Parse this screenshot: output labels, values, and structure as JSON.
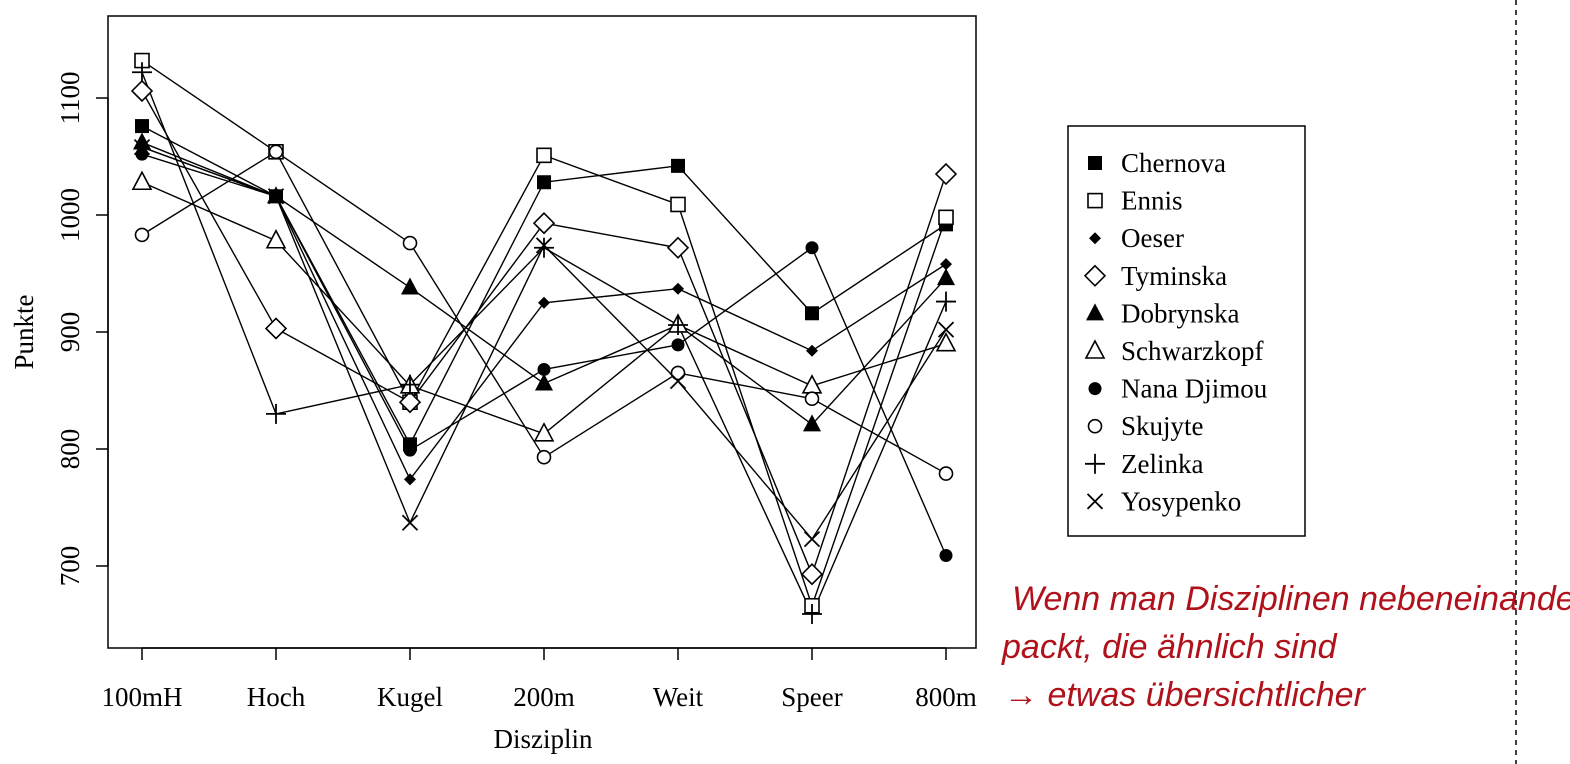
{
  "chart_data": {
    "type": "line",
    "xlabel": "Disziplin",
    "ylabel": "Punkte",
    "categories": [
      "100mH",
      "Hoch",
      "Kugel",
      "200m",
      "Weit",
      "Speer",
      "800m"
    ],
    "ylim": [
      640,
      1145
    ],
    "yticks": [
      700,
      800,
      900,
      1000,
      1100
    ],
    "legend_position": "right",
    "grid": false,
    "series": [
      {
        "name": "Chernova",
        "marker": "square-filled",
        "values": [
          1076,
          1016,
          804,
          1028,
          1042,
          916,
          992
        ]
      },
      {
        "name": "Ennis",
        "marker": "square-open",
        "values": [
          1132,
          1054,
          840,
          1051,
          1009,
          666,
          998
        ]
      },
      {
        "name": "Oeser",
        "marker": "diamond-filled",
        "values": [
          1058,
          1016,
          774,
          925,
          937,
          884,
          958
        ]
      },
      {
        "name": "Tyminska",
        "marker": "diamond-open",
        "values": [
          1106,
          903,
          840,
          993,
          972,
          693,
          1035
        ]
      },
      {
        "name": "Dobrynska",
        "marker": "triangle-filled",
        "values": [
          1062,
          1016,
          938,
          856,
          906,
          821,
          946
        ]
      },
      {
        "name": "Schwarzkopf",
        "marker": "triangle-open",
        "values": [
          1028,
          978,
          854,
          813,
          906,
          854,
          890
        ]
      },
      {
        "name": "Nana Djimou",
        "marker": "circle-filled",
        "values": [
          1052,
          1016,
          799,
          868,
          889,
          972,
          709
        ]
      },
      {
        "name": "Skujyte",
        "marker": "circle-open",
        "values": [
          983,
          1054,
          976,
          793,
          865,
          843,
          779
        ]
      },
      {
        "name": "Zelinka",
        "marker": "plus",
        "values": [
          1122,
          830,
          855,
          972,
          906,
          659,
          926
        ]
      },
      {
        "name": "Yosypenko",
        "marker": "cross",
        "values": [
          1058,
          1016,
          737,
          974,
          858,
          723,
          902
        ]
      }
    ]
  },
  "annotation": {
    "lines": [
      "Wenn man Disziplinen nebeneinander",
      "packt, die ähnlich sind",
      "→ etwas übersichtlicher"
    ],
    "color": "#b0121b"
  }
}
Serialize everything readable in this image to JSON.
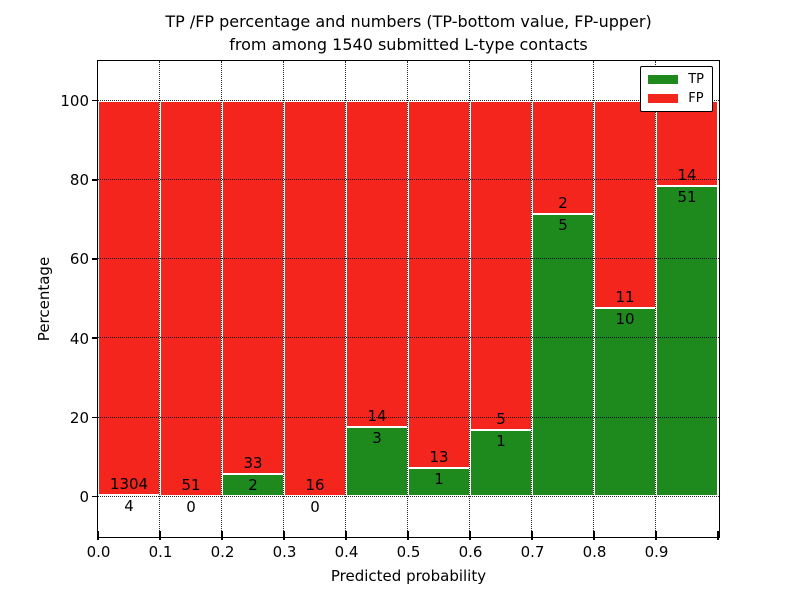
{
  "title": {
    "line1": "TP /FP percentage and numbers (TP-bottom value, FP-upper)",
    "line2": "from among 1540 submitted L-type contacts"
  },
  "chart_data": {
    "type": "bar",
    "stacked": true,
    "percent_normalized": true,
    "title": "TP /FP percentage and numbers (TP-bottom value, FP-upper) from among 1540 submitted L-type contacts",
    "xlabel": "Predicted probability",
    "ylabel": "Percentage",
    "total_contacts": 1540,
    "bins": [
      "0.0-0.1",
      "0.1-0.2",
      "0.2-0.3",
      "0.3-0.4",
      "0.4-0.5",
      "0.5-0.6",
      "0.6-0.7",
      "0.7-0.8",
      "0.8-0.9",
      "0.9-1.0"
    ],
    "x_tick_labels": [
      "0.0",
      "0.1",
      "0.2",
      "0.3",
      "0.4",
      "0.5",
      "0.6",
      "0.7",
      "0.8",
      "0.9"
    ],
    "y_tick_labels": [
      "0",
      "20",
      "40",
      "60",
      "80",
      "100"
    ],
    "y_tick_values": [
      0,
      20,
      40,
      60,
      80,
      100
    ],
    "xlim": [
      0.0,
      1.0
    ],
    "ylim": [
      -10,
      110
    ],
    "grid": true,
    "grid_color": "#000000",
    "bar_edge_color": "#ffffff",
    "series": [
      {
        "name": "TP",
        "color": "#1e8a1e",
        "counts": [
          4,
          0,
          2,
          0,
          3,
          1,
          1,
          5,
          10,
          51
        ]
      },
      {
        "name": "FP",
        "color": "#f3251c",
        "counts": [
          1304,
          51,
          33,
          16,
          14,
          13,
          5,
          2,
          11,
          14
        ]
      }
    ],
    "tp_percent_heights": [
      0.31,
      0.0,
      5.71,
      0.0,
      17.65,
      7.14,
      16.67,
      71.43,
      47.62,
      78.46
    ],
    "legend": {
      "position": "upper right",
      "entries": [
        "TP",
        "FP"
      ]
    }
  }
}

• • • • • • •

SET EXERCISE
Output all the records, word for word, with no pictures in the copy.

COMPLETE OUTPUT
Parse this screenshot: output labels, values, and structure as JSON.
{
  "chart_data": {
    "type": "line",
    "xlabel": "Disziplin",
    "ylabel": "Punkte",
    "categories": [
      "100mH",
      "Hoch",
      "Kugel",
      "200m",
      "Weit",
      "Speer",
      "800m"
    ],
    "ylim": [
      640,
      1145
    ],
    "yticks": [
      700,
      800,
      900,
      1000,
      1100
    ],
    "legend_position": "right",
    "grid": false,
    "series": [
      {
        "name": "Chernova",
        "marker": "square-filled",
        "values": [
          1076,
          1016,
          804,
          1028,
          1042,
          916,
          992
        ]
      },
      {
        "name": "Ennis",
        "marker": "square-open",
        "values": [
          1132,
          1054,
          840,
          1051,
          1009,
          666,
          998
        ]
      },
      {
        "name": "Oeser",
        "marker": "diamond-filled",
        "values": [
          1058,
          1016,
          774,
          925,
          937,
          884,
          958
        ]
      },
      {
        "name": "Tyminska",
        "marker": "diamond-open",
        "values": [
          1106,
          903,
          840,
          993,
          972,
          693,
          1035
        ]
      },
      {
        "name": "Dobrynska",
        "marker": "triangle-filled",
        "values": [
          1062,
          1016,
          938,
          856,
          906,
          821,
          946
        ]
      },
      {
        "name": "Schwarzkopf",
        "marker": "triangle-open",
        "values": [
          1028,
          978,
          854,
          813,
          906,
          854,
          890
        ]
      },
      {
        "name": "Nana Djimou",
        "marker": "circle-filled",
        "values": [
          1052,
          1016,
          799,
          868,
          889,
          972,
          709
        ]
      },
      {
        "name": "Skujyte",
        "marker": "circle-open",
        "values": [
          983,
          1054,
          976,
          793,
          865,
          843,
          779
        ]
      },
      {
        "name": "Zelinka",
        "marker": "plus",
        "values": [
          1122,
          830,
          855,
          972,
          906,
          659,
          926
        ]
      },
      {
        "name": "Yosypenko",
        "marker": "cross",
        "values": [
          1058,
          1016,
          737,
          974,
          858,
          723,
          902
        ]
      }
    ]
  },
  "annotation": {
    "lines": [
      "Wenn man Disziplinen nebeneinander",
      "packt, die ähnlich sind",
      "→ etwas übersichtlicher"
    ],
    "color": "#b0121b"
  }
}
Serialize everything readable in this image to JSON.
{
  "title": {
    "line1": "TP /FP percentage and numbers (TP-bottom value, FP-upper)",
    "line2": "from among 1540 submitted L-type contacts"
  },
  "chart_data": {
    "type": "bar",
    "stacked": true,
    "percent_normalized": true,
    "title": "TP /FP percentage and numbers (TP-bottom value, FP-upper) from among 1540 submitted L-type contacts",
    "xlabel": "Predicted probability",
    "ylabel": "Percentage",
    "total_contacts": 1540,
    "bins": [
      "0.0-0.1",
      "0.1-0.2",
      "0.2-0.3",
      "0.3-0.4",
      "0.4-0.5",
      "0.5-0.6",
      "0.6-0.7",
      "0.7-0.8",
      "0.8-0.9",
      "0.9-1.0"
    ],
    "x_tick_labels": [
      "0.0",
      "0.1",
      "0.2",
      "0.3",
      "0.4",
      "0.5",
      "0.6",
      "0.7",
      "0.8",
      "0.9"
    ],
    "y_tick_labels": [
      "0",
      "20",
      "40",
      "60",
      "80",
      "100"
    ],
    "y_tick_values": [
      0,
      20,
      40,
      60,
      80,
      100
    ],
    "xlim": [
      0.0,
      1.0
    ],
    "ylim": [
      -10,
      110
    ],
    "grid": true,
    "grid_color": "#000000",
    "bar_edge_color": "#ffffff",
    "series": [
      {
        "name": "TP",
        "color": "#1e8a1e",
        "counts": [
          4,
          0,
          2,
          0,
          3,
          1,
          1,
          5,
          10,
          51
        ]
      },
      {
        "name": "FP",
        "color": "#f3251c",
        "counts": [
          1304,
          51,
          33,
          16,
          14,
          13,
          5,
          2,
          11,
          14
        ]
      }
    ],
    "tp_percent_heights": [
      0.31,
      0.0,
      5.71,
      0.0,
      17.65,
      7.14,
      16.67,
      71.43,
      47.62,
      78.46
    ],
    "legend": {
      "position": "upper right",
      "entries": [
        "TP",
        "FP"
      ]
    }
  }
}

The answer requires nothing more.